■ **Provided records**
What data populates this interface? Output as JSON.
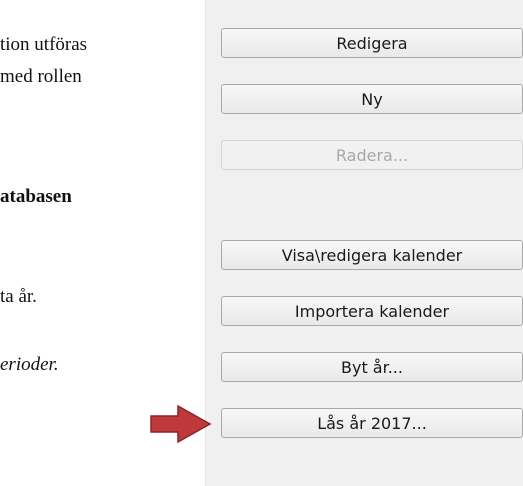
{
  "document": {
    "lines": [
      "tion utföras",
      "med rollen",
      "atabasen",
      "ta år.",
      "erioder."
    ]
  },
  "buttons": {
    "edit": "Redigera",
    "new": "Ny",
    "delete": "Radera...",
    "view_edit_calendar": "Visa\\redigera kalender",
    "import_calendar": "Importera kalender",
    "change_year": "Byt år...",
    "lock_year": "Lås år 2017..."
  },
  "colors": {
    "arrow": "#c0393a",
    "arrow_dark": "#8e2426",
    "panel_bg": "#f0f0f0"
  }
}
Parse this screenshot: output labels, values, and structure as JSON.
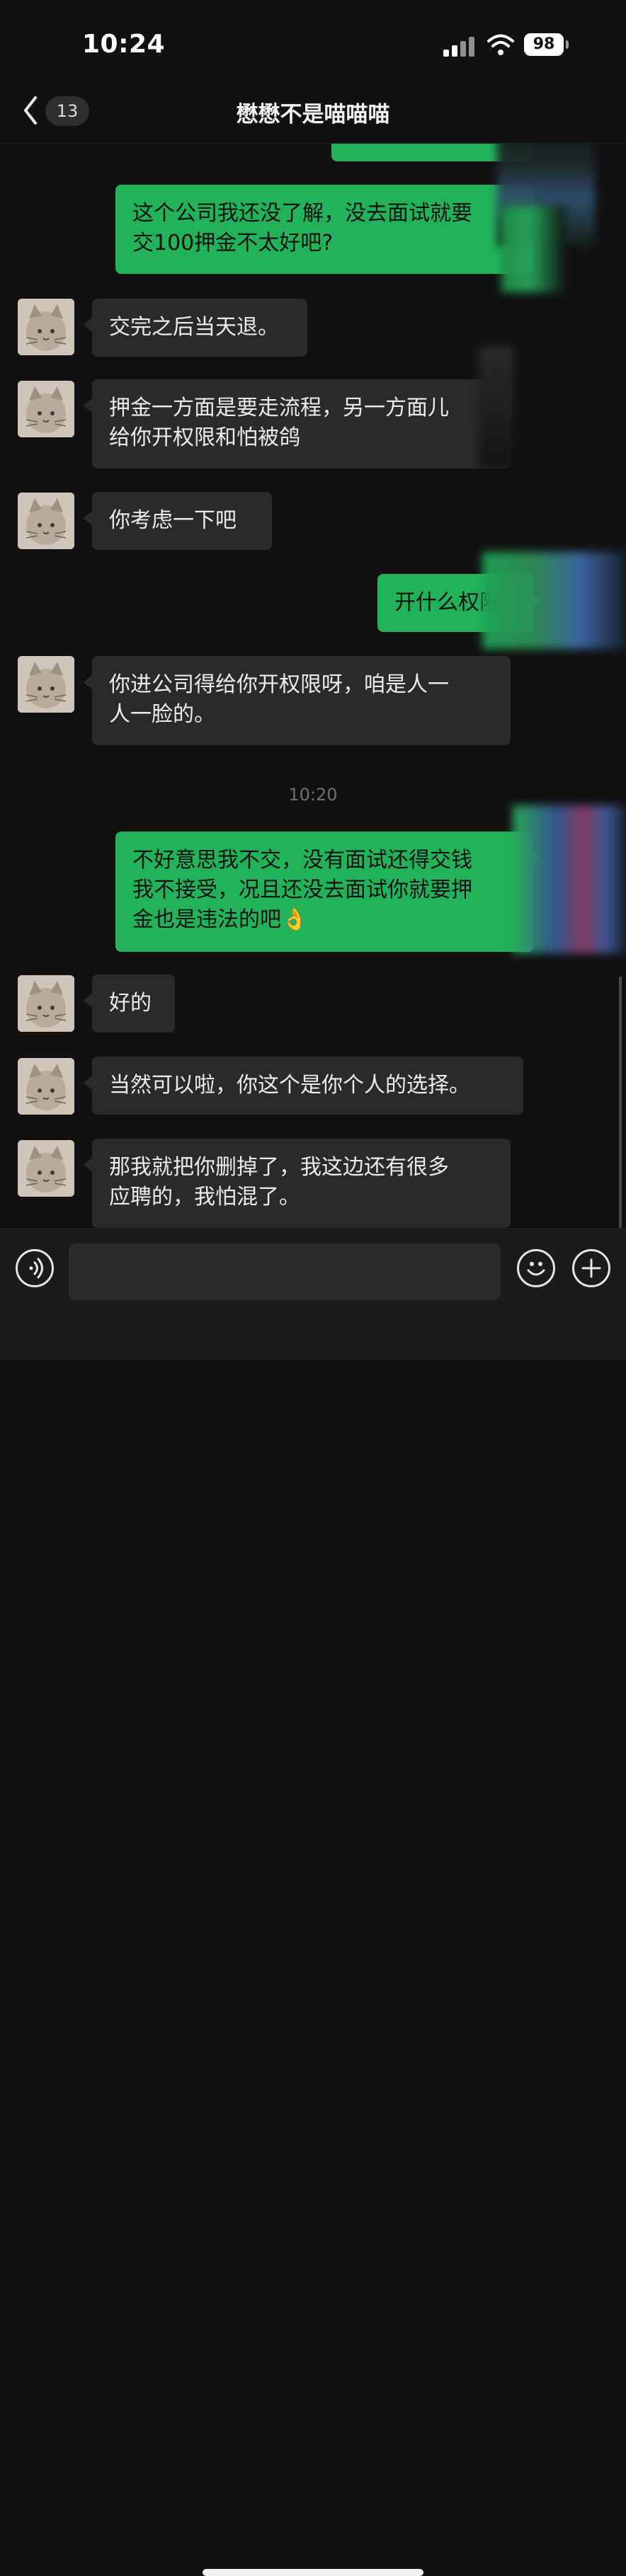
{
  "status": {
    "time": "10:24",
    "battery": "98"
  },
  "header": {
    "back_count": "13",
    "title": "懋懋不是喵喵喵"
  },
  "messages": [
    {
      "from": "me",
      "text": "这个公司我还没了解，没去面试就要\n交100押金不太好吧?"
    },
    {
      "from": "other",
      "text": "交完之后当天退。"
    },
    {
      "from": "other",
      "text": "押金一方面是要走流程，另一方面儿\n给你开权限和怕被鸽"
    },
    {
      "from": "other",
      "text": "你考虑一下吧"
    },
    {
      "from": "me",
      "text": "开什么权限"
    },
    {
      "from": "other",
      "text": "你进公司得给你开权限呀，咱是人一\n人一脸的。"
    },
    {
      "from": "time",
      "text": "10:20"
    },
    {
      "from": "me",
      "text": "不好意思我不交，没有面试还得交钱\n我不接受，况且还没去面试你就要押\n金也是违法的吧👌"
    },
    {
      "from": "other",
      "text": "好的"
    },
    {
      "from": "other",
      "text": "当然可以啦，你这个是你个人的选择。"
    },
    {
      "from": "other",
      "text": "那我就把你删掉了，我这边还有很多\n应聘的，我怕混了。"
    }
  ],
  "input": {
    "placeholder": ""
  },
  "colors": {
    "background": "#111111",
    "incoming_bubble": "#2a2a2a",
    "outgoing_bubble": "#22b25a"
  },
  "icons": {
    "back": "chevron-left-icon",
    "voice": "voice-icon",
    "emoji": "emoji-icon",
    "plus": "plus-icon"
  }
}
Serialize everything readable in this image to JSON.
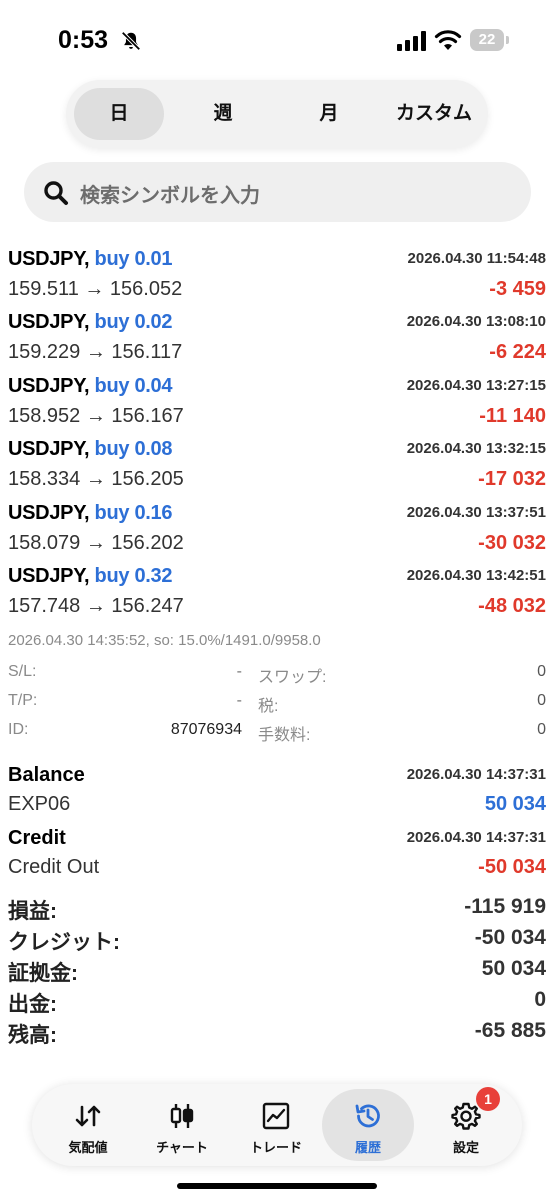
{
  "status_bar": {
    "time": "0:53",
    "battery": "22"
  },
  "periods": [
    {
      "label": "日",
      "active": true
    },
    {
      "label": "週",
      "active": false
    },
    {
      "label": "月",
      "active": false
    },
    {
      "label": "カスタム",
      "active": false
    }
  ],
  "search": {
    "placeholder": "検索シンボルを入力"
  },
  "deals": [
    {
      "symbol": "USDJPY,",
      "side": "buy 0.01",
      "time": "2026.04.30 11:54:48",
      "prices": "159.511 → 156.052",
      "profit": "-3 459"
    },
    {
      "symbol": "USDJPY,",
      "side": "buy 0.02",
      "time": "2026.04.30 13:08:10",
      "prices": "159.229 → 156.117",
      "profit": "-6 224"
    },
    {
      "symbol": "USDJPY,",
      "side": "buy 0.04",
      "time": "2026.04.30 13:27:15",
      "prices": "158.952 → 156.167",
      "profit": "-11 140"
    },
    {
      "symbol": "USDJPY,",
      "side": "buy 0.08",
      "time": "2026.04.30 13:32:15",
      "prices": "158.334 → 156.205",
      "profit": "-17 032"
    },
    {
      "symbol": "USDJPY,",
      "side": "buy 0.16",
      "time": "2026.04.30 13:37:51",
      "prices": "158.079 → 156.202",
      "profit": "-30 032"
    },
    {
      "symbol": "USDJPY,",
      "side": "buy 0.32",
      "time": "2026.04.30 13:42:51",
      "prices": "157.748 → 156.247",
      "profit": "-48 032"
    }
  ],
  "detail": {
    "header": "2026.04.30 14:35:52, so: 15.0%/1491.0/9958.0",
    "rows": [
      {
        "label": "S/L:",
        "value": "-",
        "label2": "スワップ:",
        "value2": "0"
      },
      {
        "label": "T/P:",
        "value": "-",
        "label2": "税:",
        "value2": "0"
      },
      {
        "label": "ID:",
        "value": "87076934",
        "label2": "手数料:",
        "value2": "0"
      }
    ]
  },
  "operations": [
    {
      "type": "Balance",
      "time": "2026.04.30 14:37:31",
      "comment": "EXP06",
      "amount": "50 034",
      "color": "#2d6fd6"
    },
    {
      "type": "Credit",
      "time": "2026.04.30 14:37:31",
      "comment": "Credit Out",
      "amount": "-50 034",
      "color": "#e0392b"
    }
  ],
  "summary": [
    {
      "label": "損益:",
      "value": "-115 919"
    },
    {
      "label": "クレジット:",
      "value": "-50 034"
    },
    {
      "label": "証拠金:",
      "value": "50 034"
    },
    {
      "label": "出金:",
      "value": "0"
    },
    {
      "label": "残高:",
      "value": "-65 885"
    }
  ],
  "nav": [
    {
      "label": "気配値",
      "icon": "quotes-arrows-icon",
      "active": false
    },
    {
      "label": "チャート",
      "icon": "candlestick-chart-icon",
      "active": false
    },
    {
      "label": "トレード",
      "icon": "trade-line-chart-icon",
      "active": false
    },
    {
      "label": "履歴",
      "icon": "history-clock-icon",
      "active": true
    },
    {
      "label": "設定",
      "icon": "gear-icon",
      "active": false,
      "badge": "1"
    }
  ],
  "colors": {
    "accent": "#2d6fd6",
    "loss": "#e0392b"
  }
}
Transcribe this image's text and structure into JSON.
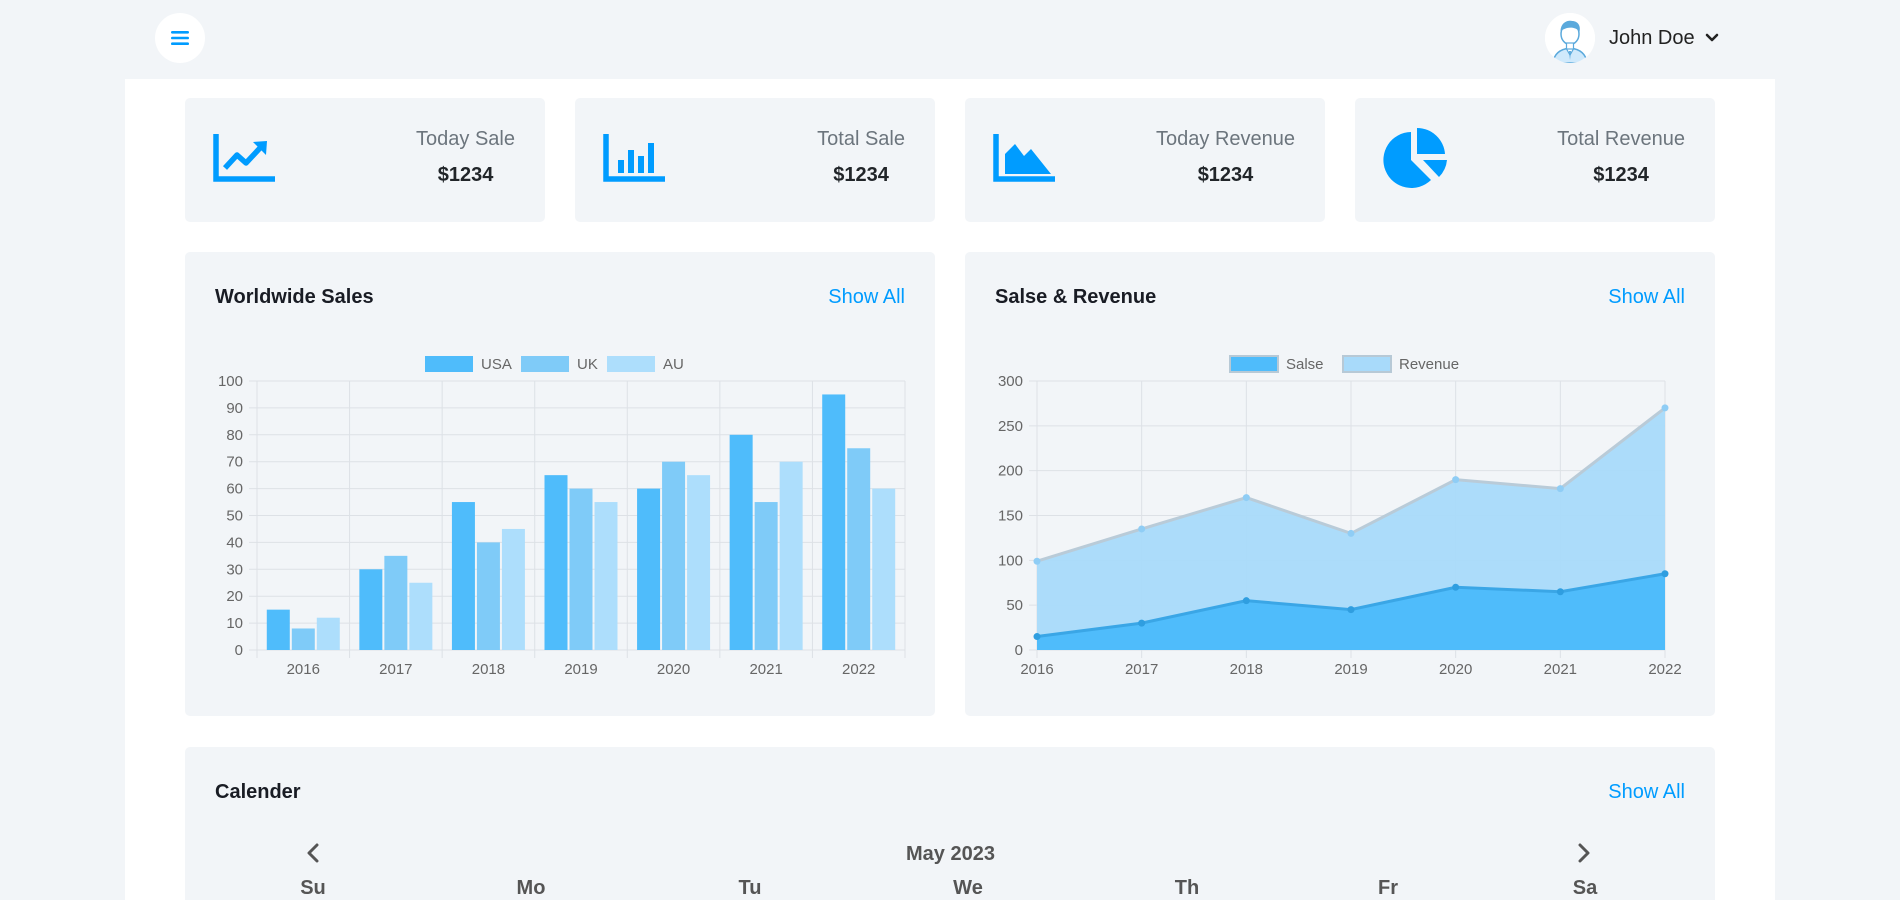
{
  "user": {
    "name": "John Doe"
  },
  "stats": [
    {
      "label": "Today Sale",
      "value": "$1234",
      "icon": "chart-line-icon"
    },
    {
      "label": "Total Sale",
      "value": "$1234",
      "icon": "chart-bar-icon"
    },
    {
      "label": "Today Revenue",
      "value": "$1234",
      "icon": "chart-area-icon"
    },
    {
      "label": "Total Revenue",
      "value": "$1234",
      "icon": "chart-pie-icon"
    }
  ],
  "worldwide": {
    "title": "Worldwide Sales",
    "show_all": "Show All"
  },
  "revenue": {
    "title": "Salse & Revenue",
    "show_all": "Show All"
  },
  "calendar": {
    "title": "Calender",
    "show_all": "Show All",
    "month": "May 2023",
    "weekdays": [
      "Su",
      "Mo",
      "Tu",
      "We",
      "Th",
      "Fr",
      "Sa"
    ]
  },
  "colors": {
    "accent": "#009cff",
    "usa": "#4fbcfb",
    "uk": "#7fcbf8",
    "au": "#addefc",
    "salse": "#4fbcfb",
    "revenue": "#a8dafa"
  },
  "chart_data": [
    {
      "type": "bar",
      "title": "Worldwide Sales",
      "categories": [
        "2016",
        "2017",
        "2018",
        "2019",
        "2020",
        "2021",
        "2022"
      ],
      "series": [
        {
          "name": "USA",
          "values": [
            15,
            30,
            55,
            65,
            60,
            80,
            95
          ]
        },
        {
          "name": "UK",
          "values": [
            8,
            35,
            40,
            60,
            70,
            55,
            75
          ]
        },
        {
          "name": "AU",
          "values": [
            12,
            25,
            45,
            55,
            65,
            70,
            60
          ]
        }
      ],
      "ylim": [
        0,
        100
      ],
      "yticks": [
        0,
        10,
        20,
        30,
        40,
        50,
        60,
        70,
        80,
        90,
        100
      ],
      "grid": true,
      "legend": "top-center"
    },
    {
      "type": "area",
      "title": "Salse & Revenue",
      "x": [
        "2016",
        "2017",
        "2018",
        "2019",
        "2020",
        "2021",
        "2022"
      ],
      "series": [
        {
          "name": "Salse",
          "values": [
            15,
            30,
            55,
            45,
            70,
            65,
            85
          ]
        },
        {
          "name": "Revenue",
          "values": [
            99,
            135,
            170,
            130,
            190,
            180,
            270
          ]
        }
      ],
      "ylim": [
        0,
        300
      ],
      "yticks": [
        0,
        50,
        100,
        150,
        200,
        250,
        300
      ],
      "grid": true,
      "legend": "top-center"
    }
  ]
}
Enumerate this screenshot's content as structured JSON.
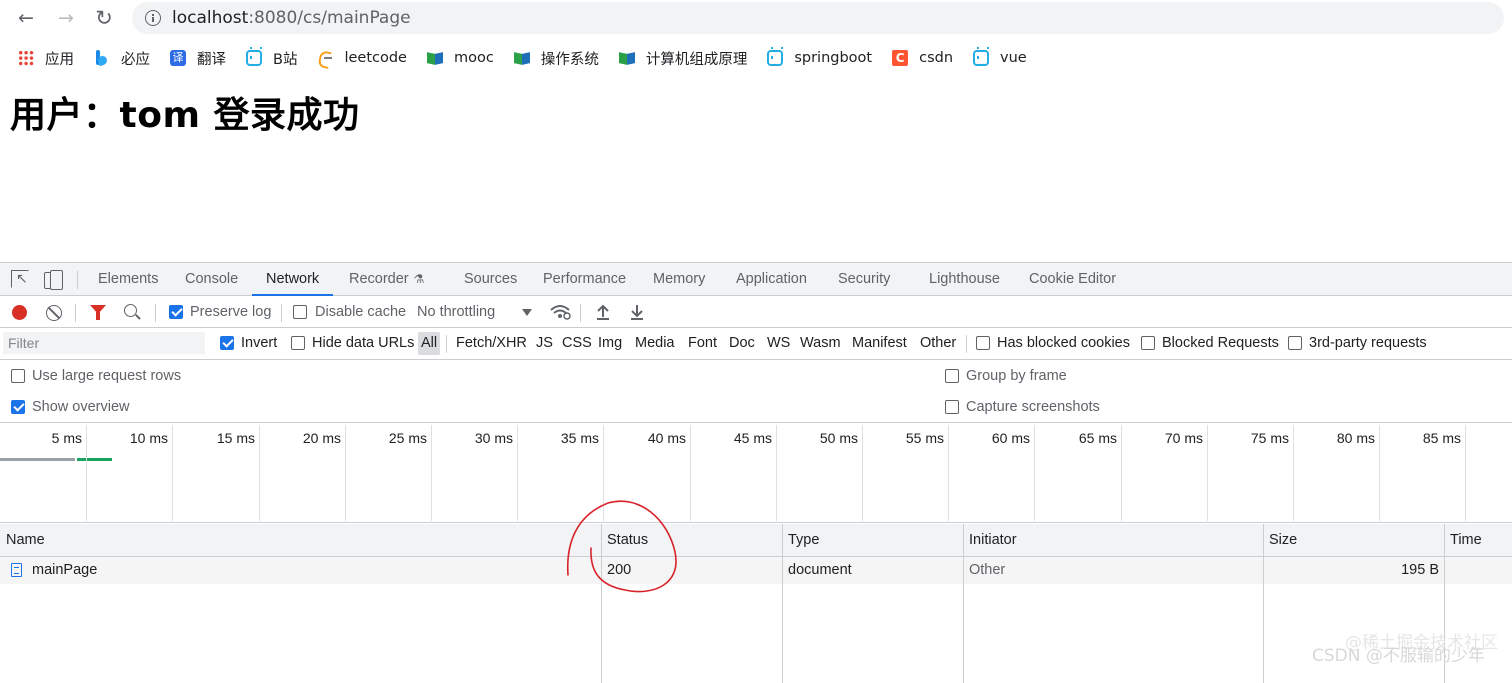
{
  "browser": {
    "url_host": "localhost",
    "url_path": ":8080/cs/mainPage",
    "nav": {
      "back": "←",
      "forward": "→",
      "reload": "↻"
    },
    "bookmarks": [
      {
        "label": "应用",
        "icon": "apps-grid-icon"
      },
      {
        "label": "必应",
        "icon": "bing-icon"
      },
      {
        "label": "翻译",
        "icon": "translate-icon",
        "glyph": "译"
      },
      {
        "label": "B站",
        "icon": "bilibili-icon"
      },
      {
        "label": "leetcode",
        "icon": "leetcode-icon"
      },
      {
        "label": "mooc",
        "icon": "mooc-icon"
      },
      {
        "label": "操作系统",
        "icon": "mooc-icon"
      },
      {
        "label": "计算机组成原理",
        "icon": "mooc-icon"
      },
      {
        "label": "springboot",
        "icon": "bilibili-icon"
      },
      {
        "label": "csdn",
        "icon": "csdn-icon",
        "glyph": "C"
      },
      {
        "label": "vue",
        "icon": "bilibili-icon"
      }
    ]
  },
  "page": {
    "heading": "用户：tom 登录成功"
  },
  "devtools": {
    "tabs": [
      {
        "label": "Elements",
        "active": false
      },
      {
        "label": "Console",
        "active": false
      },
      {
        "label": "Network",
        "active": true
      },
      {
        "label": "Recorder",
        "active": false
      },
      {
        "label": "Sources",
        "active": false
      },
      {
        "label": "Performance",
        "active": false
      },
      {
        "label": "Memory",
        "active": false
      },
      {
        "label": "Application",
        "active": false
      },
      {
        "label": "Security",
        "active": false
      },
      {
        "label": "Lighthouse",
        "active": false
      },
      {
        "label": "Cookie Editor",
        "active": false
      }
    ],
    "toolbar": {
      "preserve_log": {
        "label": "Preserve log",
        "checked": true
      },
      "disable_cache": {
        "label": "Disable cache",
        "checked": false
      },
      "throttling": "No throttling"
    },
    "filter": {
      "placeholder": "Filter",
      "invert": {
        "label": "Invert",
        "checked": true
      },
      "hide_data_urls": {
        "label": "Hide data URLs",
        "checked": false
      },
      "types": [
        "All",
        "Fetch/XHR",
        "JS",
        "CSS",
        "Img",
        "Media",
        "Font",
        "Doc",
        "WS",
        "Wasm",
        "Manifest",
        "Other"
      ],
      "selected_type": "All",
      "has_blocked_cookies": {
        "label": "Has blocked cookies",
        "checked": false
      },
      "blocked_requests": {
        "label": "Blocked Requests",
        "checked": false
      },
      "third_party": {
        "label": "3rd-party requests",
        "checked": false
      }
    },
    "settings": {
      "large_rows": {
        "label": "Use large request rows",
        "checked": false
      },
      "show_overview": {
        "label": "Show overview",
        "checked": true
      },
      "group_by_frame": {
        "label": "Group by frame",
        "checked": false
      },
      "capture_screenshots": {
        "label": "Capture screenshots",
        "checked": false
      }
    },
    "overview_ticks": [
      "5 ms",
      "10 ms",
      "15 ms",
      "20 ms",
      "25 ms",
      "30 ms",
      "35 ms",
      "40 ms",
      "45 ms",
      "50 ms",
      "55 ms",
      "60 ms",
      "65 ms",
      "70 ms",
      "75 ms",
      "80 ms",
      "85 ms"
    ],
    "table": {
      "columns": [
        "Name",
        "Status",
        "Type",
        "Initiator",
        "Size",
        "Time"
      ],
      "rows": [
        {
          "name": "mainPage",
          "status": "200",
          "type": "document",
          "initiator": "Other",
          "size": "195 B",
          "time": ""
        }
      ]
    }
  },
  "watermark": "CSDN @不服输的少年",
  "watermark_secondary": "@稀土掘金技术社区",
  "colors": {
    "accent": "#1a73e8",
    "record": "#d93025",
    "annotation": "#d8232a",
    "overview_gray": "#9aa0a6",
    "overview_green": "#1aa260"
  }
}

■ **Requirement**
Search the data for the string "profit" and copy each line where it appears.

■ **Solution**
      "profit": "-3 459"
      "profit": "-6 224"
      "profit": "-11 140"
      "profit": "-17 032"
      "profit": "-30 032"
      "profit": "-48 032"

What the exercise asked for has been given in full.